**** ENTRIES SHOWN ****

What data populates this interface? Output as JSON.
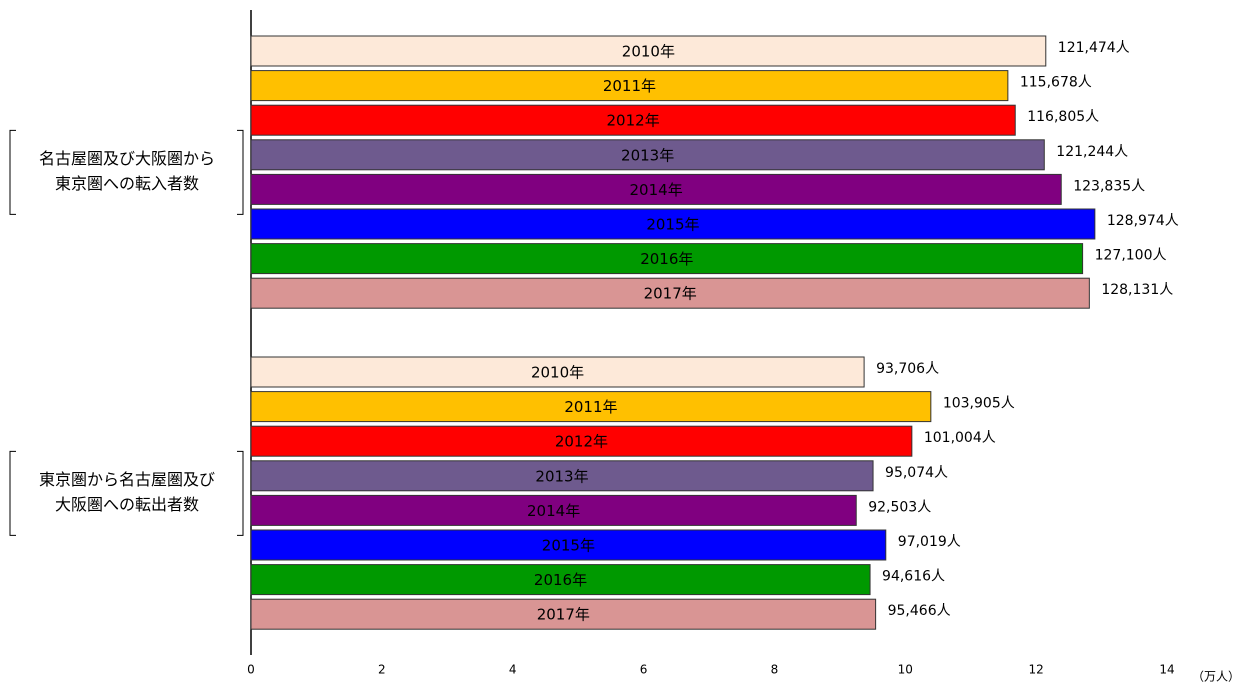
{
  "chart_data": {
    "type": "bar",
    "orientation": "horizontal",
    "categories": [
      "名古屋圏及び大阪圏から\n東京圏への転入者数",
      "東京圏から名古屋圏及び\n大阪圏への転出者数"
    ],
    "x_label": "（万人）",
    "xlim": [
      0,
      14
    ],
    "xticks": [
      0,
      2,
      4,
      6,
      8,
      10,
      12,
      14
    ],
    "grid": false,
    "series": [
      {
        "name": "2010年",
        "color": "#fde9d9",
        "values": [
          12.1474,
          9.3706
        ],
        "value_labels": [
          "121,474人",
          "93,706人"
        ]
      },
      {
        "name": "2011年",
        "color": "#ffc000",
        "values": [
          11.5678,
          10.3905
        ],
        "value_labels": [
          "115,678人",
          "103,905人"
        ]
      },
      {
        "name": "2012年",
        "color": "#ff0000",
        "values": [
          11.6805,
          10.1004
        ],
        "value_labels": [
          "116,805人",
          "101,004人"
        ]
      },
      {
        "name": "2013年",
        "color": "#6e5a8e",
        "values": [
          12.1244,
          9.5074
        ],
        "value_labels": [
          "121,244人",
          "95,074人"
        ]
      },
      {
        "name": "2014年",
        "color": "#800080",
        "values": [
          12.3835,
          9.2503
        ],
        "value_labels": [
          "123,835人",
          "92,503人"
        ]
      },
      {
        "name": "2015年",
        "color": "#0000ff",
        "values": [
          12.8974,
          9.7019
        ],
        "value_labels": [
          "128,974人",
          "97,019人"
        ]
      },
      {
        "name": "2016年",
        "color": "#009900",
        "values": [
          12.71,
          9.4616
        ],
        "value_labels": [
          "127,100人",
          "94,616人"
        ]
      },
      {
        "name": "2017年",
        "color": "#d99594",
        "values": [
          12.8131,
          9.5466
        ],
        "value_labels": [
          "128,131人",
          "95,466人"
        ]
      }
    ]
  }
}
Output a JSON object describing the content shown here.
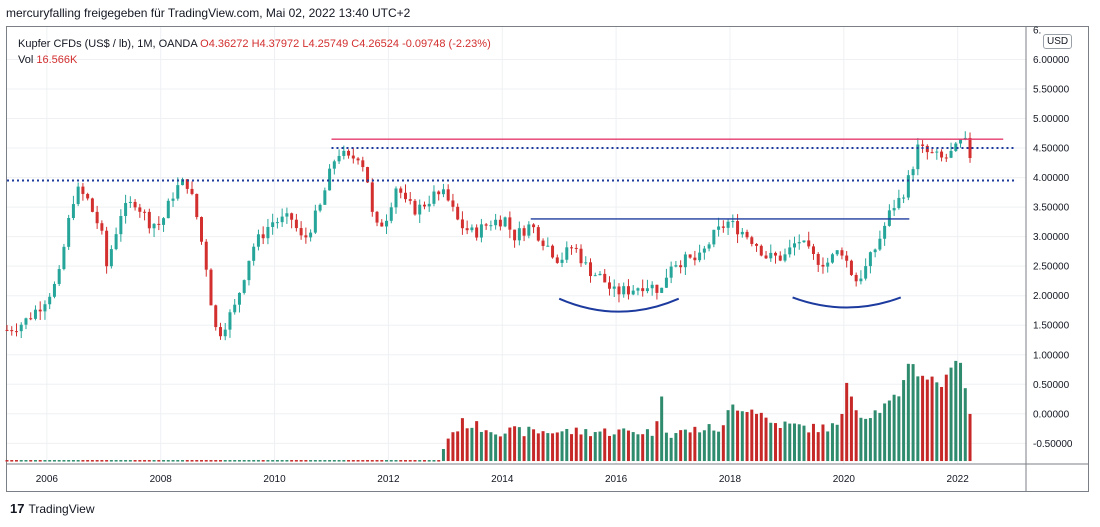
{
  "header": "mercuryfalling freigegeben für TradingView.com, Mai 02, 2022 13:40 UTC+2",
  "legend": {
    "symbol": "Kupfer CFDs (US$ / lb), 1M, OANDA",
    "open": "O4.36272",
    "high": "H4.37972",
    "low": "L4.25749",
    "close": "C4.26524",
    "change": "-0.09748 (-2.23%)",
    "vol_label": "Vol",
    "vol_value": "16.566K"
  },
  "currency": "USD",
  "footer": {
    "logo_mark": "17",
    "brand": "TradingView"
  },
  "colors": {
    "up": "#26a69a",
    "down": "#d32f2f",
    "annot_blue": "#1d3b9e",
    "resistance": "#e63b6d",
    "volume_up": "#2e8b6d",
    "volume_down": "#c62828"
  },
  "chart_data": {
    "type": "candlestick",
    "title": "Kupfer CFDs (US$ / lb), 1M, OANDA",
    "x_ticks": [
      "2006",
      "2008",
      "2010",
      "2012",
      "2014",
      "2016",
      "2018",
      "2020",
      "2022"
    ],
    "y_ticks": [
      "6.00000",
      "5.50000",
      "5.00000",
      "4.50000",
      "4.00000",
      "3.50000",
      "3.00000",
      "2.50000",
      "2.00000",
      "1.50000",
      "1.00000",
      "0.50000",
      "0.00000",
      "-0.50000"
    ],
    "y_axis_top_label": "6.",
    "ylim": [
      -0.85,
      6.55
    ],
    "xlim": [
      2005.3,
      2023.2
    ],
    "series_anchors": [
      [
        2005.3,
        1.42
      ],
      [
        2005.6,
        1.55
      ],
      [
        2005.9,
        1.85
      ],
      [
        2006.2,
        2.25
      ],
      [
        2006.35,
        3.1
      ],
      [
        2006.5,
        3.8
      ],
      [
        2006.7,
        3.65
      ],
      [
        2006.95,
        3.1
      ],
      [
        2007.05,
        2.5
      ],
      [
        2007.3,
        3.4
      ],
      [
        2007.55,
        3.6
      ],
      [
        2007.8,
        3.25
      ],
      [
        2008.0,
        3.2
      ],
      [
        2008.25,
        3.8
      ],
      [
        2008.45,
        3.95
      ],
      [
        2008.6,
        3.5
      ],
      [
        2008.8,
        2.5
      ],
      [
        2008.95,
        1.45
      ],
      [
        2009.05,
        1.4
      ],
      [
        2009.3,
        1.8
      ],
      [
        2009.6,
        2.8
      ],
      [
        2009.95,
        3.25
      ],
      [
        2010.3,
        3.3
      ],
      [
        2010.5,
        2.9
      ],
      [
        2010.8,
        3.5
      ],
      [
        2010.95,
        4.0
      ],
      [
        2011.1,
        4.45
      ],
      [
        2011.3,
        4.3
      ],
      [
        2011.5,
        4.4
      ],
      [
        2011.65,
        3.9
      ],
      [
        2011.75,
        3.1
      ],
      [
        2011.95,
        3.3
      ],
      [
        2012.15,
        3.9
      ],
      [
        2012.3,
        3.55
      ],
      [
        2012.5,
        3.45
      ],
      [
        2012.8,
        3.7
      ],
      [
        2013.0,
        3.7
      ],
      [
        2013.25,
        3.2
      ],
      [
        2013.5,
        3.05
      ],
      [
        2013.8,
        3.25
      ],
      [
        2014.05,
        3.3
      ],
      [
        2014.2,
        3.0
      ],
      [
        2014.5,
        3.2
      ],
      [
        2014.75,
        2.9
      ],
      [
        2015.0,
        2.6
      ],
      [
        2015.25,
        2.85
      ],
      [
        2015.5,
        2.45
      ],
      [
        2015.75,
        2.3
      ],
      [
        2015.95,
        2.05
      ],
      [
        2016.25,
        2.1
      ],
      [
        2016.5,
        2.2
      ],
      [
        2016.8,
        2.1
      ],
      [
        2016.95,
        2.55
      ],
      [
        2017.2,
        2.6
      ],
      [
        2017.45,
        2.6
      ],
      [
        2017.7,
        3.0
      ],
      [
        2017.95,
        3.25
      ],
      [
        2018.2,
        3.1
      ],
      [
        2018.45,
        2.9
      ],
      [
        2018.65,
        2.65
      ],
      [
        2018.95,
        2.65
      ],
      [
        2019.2,
        2.95
      ],
      [
        2019.45,
        2.65
      ],
      [
        2019.7,
        2.55
      ],
      [
        2019.95,
        2.8
      ],
      [
        2020.2,
        2.25
      ],
      [
        2020.35,
        2.4
      ],
      [
        2020.6,
        2.9
      ],
      [
        2020.85,
        3.5
      ],
      [
        2021.0,
        3.65
      ],
      [
        2021.15,
        4.0
      ],
      [
        2021.3,
        4.5
      ],
      [
        2021.5,
        4.4
      ],
      [
        2021.75,
        4.3
      ],
      [
        2021.95,
        4.45
      ],
      [
        2022.1,
        4.65
      ],
      [
        2022.25,
        4.3
      ]
    ],
    "volume_anchors": [
      [
        2005.3,
        -0.8
      ],
      [
        2012.9,
        -0.8
      ],
      [
        2013.0,
        -0.45
      ],
      [
        2013.3,
        -0.15
      ],
      [
        2013.5,
        -0.2
      ],
      [
        2014.0,
        -0.3
      ],
      [
        2015.0,
        -0.3
      ],
      [
        2016.0,
        -0.3
      ],
      [
        2016.7,
        -0.3
      ],
      [
        2016.8,
        0.35
      ],
      [
        2016.9,
        -0.35
      ],
      [
        2017.5,
        -0.25
      ],
      [
        2017.9,
        -0.25
      ],
      [
        2018.0,
        0.15
      ],
      [
        2018.5,
        0.05
      ],
      [
        2018.7,
        -0.15
      ],
      [
        2019.5,
        -0.25
      ],
      [
        2019.95,
        -0.2
      ],
      [
        2020.05,
        0.55
      ],
      [
        2020.3,
        -0.05
      ],
      [
        2020.6,
        0.05
      ],
      [
        2020.9,
        0.25
      ],
      [
        2021.0,
        0.25
      ],
      [
        2021.1,
        0.95
      ],
      [
        2021.3,
        0.7
      ],
      [
        2021.5,
        0.6
      ],
      [
        2021.75,
        0.5
      ],
      [
        2021.9,
        0.75
      ],
      [
        2022.0,
        1.1
      ],
      [
        2022.1,
        0.7
      ],
      [
        2022.2,
        0.0
      ]
    ],
    "annotations": [
      {
        "type": "hline",
        "color": "#e63b6d",
        "style": "solid",
        "y": 4.65,
        "x": [
          2011.0,
          2022.8
        ]
      },
      {
        "type": "hline",
        "color": "#1d3b9e",
        "style": "dotted",
        "y": 4.5,
        "x": [
          2011.0,
          2023.0
        ]
      },
      {
        "type": "hline",
        "color": "#1d3b9e",
        "style": "dotted",
        "y": 3.95,
        "x": [
          2005.3,
          2023.0
        ]
      },
      {
        "type": "hline",
        "color": "#1d3b9e",
        "style": "solid",
        "y": 3.3,
        "x": [
          2014.5,
          2021.15
        ]
      },
      {
        "type": "arc",
        "color": "#1d3b9e",
        "x": [
          2015.0,
          2017.1
        ],
        "y_ends": 1.95,
        "y_bottom": 1.73
      },
      {
        "type": "arc",
        "color": "#1d3b9e",
        "x": [
          2019.1,
          2021.0
        ],
        "y_ends": 1.97,
        "y_bottom": 1.8
      }
    ],
    "legend": "top-left",
    "grid": true
  }
}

****

• [EXERCISE OBJECTIVE]: Gather and return every line that holds the string "TradingView".

• [EXERCISE RESPONSE]:
  "header": "mercuryfalling freigegeben für TradingView.com, Mai 02, 2022 13:40 UTC+2",
    "brand": "TradingView"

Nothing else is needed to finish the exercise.